Instruction: Return each line holding the string "CellAgesWriter".

Extracted data:
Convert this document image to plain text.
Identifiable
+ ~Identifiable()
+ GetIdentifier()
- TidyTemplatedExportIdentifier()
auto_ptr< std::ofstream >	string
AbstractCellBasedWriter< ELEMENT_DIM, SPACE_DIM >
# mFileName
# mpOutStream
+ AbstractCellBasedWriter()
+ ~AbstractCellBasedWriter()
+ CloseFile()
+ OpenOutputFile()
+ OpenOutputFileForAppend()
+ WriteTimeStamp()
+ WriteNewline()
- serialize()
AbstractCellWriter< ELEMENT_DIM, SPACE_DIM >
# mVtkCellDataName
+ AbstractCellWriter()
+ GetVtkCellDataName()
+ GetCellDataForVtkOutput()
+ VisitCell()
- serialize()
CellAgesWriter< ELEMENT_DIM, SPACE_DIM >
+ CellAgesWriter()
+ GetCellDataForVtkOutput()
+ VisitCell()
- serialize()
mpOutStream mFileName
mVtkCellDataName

---

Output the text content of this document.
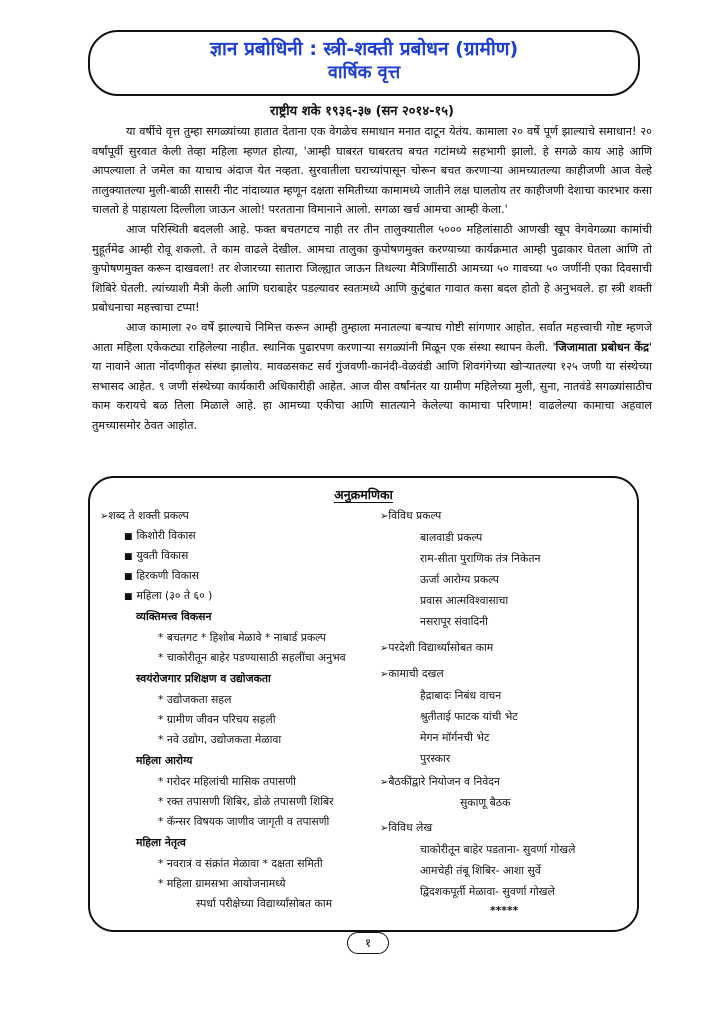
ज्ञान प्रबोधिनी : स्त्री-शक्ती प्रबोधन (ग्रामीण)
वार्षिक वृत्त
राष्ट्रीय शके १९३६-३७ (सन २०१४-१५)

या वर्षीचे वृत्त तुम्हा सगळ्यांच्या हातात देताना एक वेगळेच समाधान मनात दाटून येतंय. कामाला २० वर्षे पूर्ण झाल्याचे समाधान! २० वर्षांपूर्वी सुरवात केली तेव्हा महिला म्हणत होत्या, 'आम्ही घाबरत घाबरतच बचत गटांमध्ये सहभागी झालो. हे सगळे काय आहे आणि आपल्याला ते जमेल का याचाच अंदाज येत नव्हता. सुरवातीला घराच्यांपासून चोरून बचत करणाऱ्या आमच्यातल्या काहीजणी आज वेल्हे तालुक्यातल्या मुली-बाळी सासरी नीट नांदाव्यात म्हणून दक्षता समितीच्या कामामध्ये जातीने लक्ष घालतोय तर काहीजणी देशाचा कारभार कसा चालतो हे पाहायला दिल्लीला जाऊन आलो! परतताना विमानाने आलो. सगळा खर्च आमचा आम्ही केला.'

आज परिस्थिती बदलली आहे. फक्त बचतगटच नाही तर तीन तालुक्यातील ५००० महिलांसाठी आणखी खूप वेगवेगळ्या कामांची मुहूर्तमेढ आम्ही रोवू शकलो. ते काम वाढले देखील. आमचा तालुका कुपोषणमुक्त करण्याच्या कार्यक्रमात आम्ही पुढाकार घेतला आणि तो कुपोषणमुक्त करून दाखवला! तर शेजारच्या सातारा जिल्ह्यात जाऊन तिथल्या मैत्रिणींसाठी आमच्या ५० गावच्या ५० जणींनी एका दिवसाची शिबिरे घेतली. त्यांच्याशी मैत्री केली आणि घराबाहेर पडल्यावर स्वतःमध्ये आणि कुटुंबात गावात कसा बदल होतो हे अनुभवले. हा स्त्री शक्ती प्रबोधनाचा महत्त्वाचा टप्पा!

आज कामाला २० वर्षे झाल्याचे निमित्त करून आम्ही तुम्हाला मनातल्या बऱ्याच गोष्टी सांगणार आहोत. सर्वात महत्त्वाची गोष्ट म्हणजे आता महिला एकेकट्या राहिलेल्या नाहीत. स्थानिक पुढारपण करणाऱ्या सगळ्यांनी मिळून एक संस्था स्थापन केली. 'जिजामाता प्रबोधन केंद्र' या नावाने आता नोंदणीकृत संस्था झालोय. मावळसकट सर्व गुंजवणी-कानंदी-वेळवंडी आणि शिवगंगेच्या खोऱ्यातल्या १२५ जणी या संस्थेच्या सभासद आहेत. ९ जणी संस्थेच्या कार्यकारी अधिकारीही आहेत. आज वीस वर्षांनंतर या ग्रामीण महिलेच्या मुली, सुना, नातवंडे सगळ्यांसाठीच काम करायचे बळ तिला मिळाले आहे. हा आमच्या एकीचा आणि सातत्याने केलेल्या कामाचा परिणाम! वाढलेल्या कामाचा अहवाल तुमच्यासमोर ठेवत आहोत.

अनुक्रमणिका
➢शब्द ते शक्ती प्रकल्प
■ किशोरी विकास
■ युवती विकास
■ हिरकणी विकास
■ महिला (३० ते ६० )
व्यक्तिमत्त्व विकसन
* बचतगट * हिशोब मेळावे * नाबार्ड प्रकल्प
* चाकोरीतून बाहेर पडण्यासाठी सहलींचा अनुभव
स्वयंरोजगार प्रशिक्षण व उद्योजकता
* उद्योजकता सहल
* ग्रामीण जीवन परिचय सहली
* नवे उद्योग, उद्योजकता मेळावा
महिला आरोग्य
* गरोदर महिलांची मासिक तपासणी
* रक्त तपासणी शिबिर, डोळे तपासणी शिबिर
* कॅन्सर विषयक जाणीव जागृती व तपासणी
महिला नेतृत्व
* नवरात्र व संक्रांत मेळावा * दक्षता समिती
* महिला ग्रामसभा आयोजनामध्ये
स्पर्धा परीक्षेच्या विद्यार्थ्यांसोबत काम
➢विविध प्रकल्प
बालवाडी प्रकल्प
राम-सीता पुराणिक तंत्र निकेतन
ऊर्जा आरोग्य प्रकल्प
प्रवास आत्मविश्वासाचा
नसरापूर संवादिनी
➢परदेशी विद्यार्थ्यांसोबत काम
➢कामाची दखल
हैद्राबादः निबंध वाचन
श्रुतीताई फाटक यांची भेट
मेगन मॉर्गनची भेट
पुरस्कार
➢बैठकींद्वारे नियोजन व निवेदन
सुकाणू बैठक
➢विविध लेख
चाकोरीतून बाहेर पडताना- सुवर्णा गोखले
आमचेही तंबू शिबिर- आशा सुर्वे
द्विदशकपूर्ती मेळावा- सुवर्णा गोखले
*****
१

Response to this task:
CellAgesWriter< ELEMENT_DIM, SPACE_DIM >
+ CellAgesWriter()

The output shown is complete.